◆ **AIM OF THE TASK**: The entries below are to be transcribed in full, without their images.

◆ **ITEMS**:
....

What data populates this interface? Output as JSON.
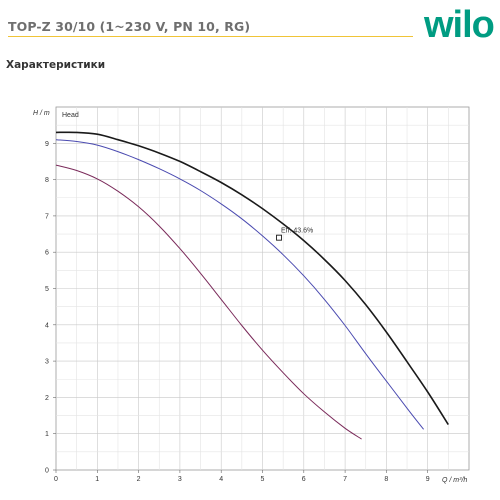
{
  "header": {
    "title": "TOP-Z 30/10 (1~230 V, PN 10, RG)",
    "logo_text": "wilo",
    "accent_color": "#f0c437",
    "logo_color": "#009c82"
  },
  "section": {
    "heading": "Характеристики"
  },
  "chart_data": {
    "type": "line",
    "title": "",
    "ylabel": "H / m",
    "xlabel": "Q / m³/h",
    "legend_label": "Head",
    "xlim": [
      0,
      10
    ],
    "ylim": [
      0,
      10
    ],
    "x_ticks": [
      "0",
      "1",
      "2",
      "3",
      "4",
      "5",
      "6",
      "7",
      "8",
      "9"
    ],
    "y_ticks": [
      "0",
      "1",
      "2",
      "3",
      "4",
      "5",
      "6",
      "7",
      "8",
      "9"
    ],
    "grid": true,
    "series": [
      {
        "color": "#1a1a1a",
        "width": 1.6,
        "x": [
          0,
          0.5,
          1,
          1.5,
          2,
          2.5,
          3,
          3.5,
          4,
          4.5,
          5,
          5.5,
          6,
          6.5,
          7,
          7.5,
          8,
          8.5,
          9,
          9.5
        ],
        "y": [
          9.3,
          9.3,
          9.25,
          9.1,
          8.93,
          8.73,
          8.5,
          8.22,
          7.92,
          7.58,
          7.2,
          6.78,
          6.32,
          5.8,
          5.22,
          4.55,
          3.8,
          2.98,
          2.15,
          1.25
        ]
      },
      {
        "color": "#4a4ab0",
        "width": 1,
        "x": [
          0,
          0.5,
          1,
          1.5,
          2,
          2.5,
          3,
          3.5,
          4,
          4.5,
          5,
          5.5,
          6,
          6.5,
          7,
          7.5,
          8,
          8.5,
          8.9
        ],
        "y": [
          9.1,
          9.05,
          8.95,
          8.77,
          8.55,
          8.3,
          8.02,
          7.7,
          7.33,
          6.92,
          6.45,
          5.93,
          5.35,
          4.7,
          3.98,
          3.2,
          2.45,
          1.7,
          1.12
        ]
      },
      {
        "color": "#7a2a5a",
        "width": 1,
        "x": [
          0,
          0.5,
          1,
          1.5,
          2,
          2.5,
          3,
          3.5,
          4,
          4.5,
          5,
          5.5,
          6,
          6.5,
          7,
          7.4
        ],
        "y": [
          8.4,
          8.25,
          8.02,
          7.68,
          7.25,
          6.72,
          6.1,
          5.42,
          4.7,
          3.98,
          3.3,
          2.68,
          2.1,
          1.6,
          1.15,
          0.85
        ]
      }
    ],
    "annotation": {
      "text": "Eff.  43.6%",
      "x": 5.4,
      "y": 6.4
    }
  }
}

....

◆ **OUTPUT BELOW**:
What data populates this interface? Output as JSON.
{
  "header": {
    "title": "TOP-Z 30/10 (1~230 V, PN 10, RG)",
    "logo_text": "wilo",
    "accent_color": "#f0c437",
    "logo_color": "#009c82"
  },
  "section": {
    "heading": "Характеристики"
  },
  "chart_data": {
    "type": "line",
    "title": "",
    "ylabel": "H / m",
    "xlabel": "Q / m³/h",
    "legend_label": "Head",
    "xlim": [
      0,
      10
    ],
    "ylim": [
      0,
      10
    ],
    "x_ticks": [
      "0",
      "1",
      "2",
      "3",
      "4",
      "5",
      "6",
      "7",
      "8",
      "9"
    ],
    "y_ticks": [
      "0",
      "1",
      "2",
      "3",
      "4",
      "5",
      "6",
      "7",
      "8",
      "9"
    ],
    "grid": true,
    "series": [
      {
        "color": "#1a1a1a",
        "width": 1.6,
        "x": [
          0,
          0.5,
          1,
          1.5,
          2,
          2.5,
          3,
          3.5,
          4,
          4.5,
          5,
          5.5,
          6,
          6.5,
          7,
          7.5,
          8,
          8.5,
          9,
          9.5
        ],
        "y": [
          9.3,
          9.3,
          9.25,
          9.1,
          8.93,
          8.73,
          8.5,
          8.22,
          7.92,
          7.58,
          7.2,
          6.78,
          6.32,
          5.8,
          5.22,
          4.55,
          3.8,
          2.98,
          2.15,
          1.25
        ]
      },
      {
        "color": "#4a4ab0",
        "width": 1,
        "x": [
          0,
          0.5,
          1,
          1.5,
          2,
          2.5,
          3,
          3.5,
          4,
          4.5,
          5,
          5.5,
          6,
          6.5,
          7,
          7.5,
          8,
          8.5,
          8.9
        ],
        "y": [
          9.1,
          9.05,
          8.95,
          8.77,
          8.55,
          8.3,
          8.02,
          7.7,
          7.33,
          6.92,
          6.45,
          5.93,
          5.35,
          4.7,
          3.98,
          3.2,
          2.45,
          1.7,
          1.12
        ]
      },
      {
        "color": "#7a2a5a",
        "width": 1,
        "x": [
          0,
          0.5,
          1,
          1.5,
          2,
          2.5,
          3,
          3.5,
          4,
          4.5,
          5,
          5.5,
          6,
          6.5,
          7,
          7.4
        ],
        "y": [
          8.4,
          8.25,
          8.02,
          7.68,
          7.25,
          6.72,
          6.1,
          5.42,
          4.7,
          3.98,
          3.3,
          2.68,
          2.1,
          1.6,
          1.15,
          0.85
        ]
      }
    ],
    "annotation": {
      "text": "Eff.  43.6%",
      "x": 5.4,
      "y": 6.4
    }
  }
}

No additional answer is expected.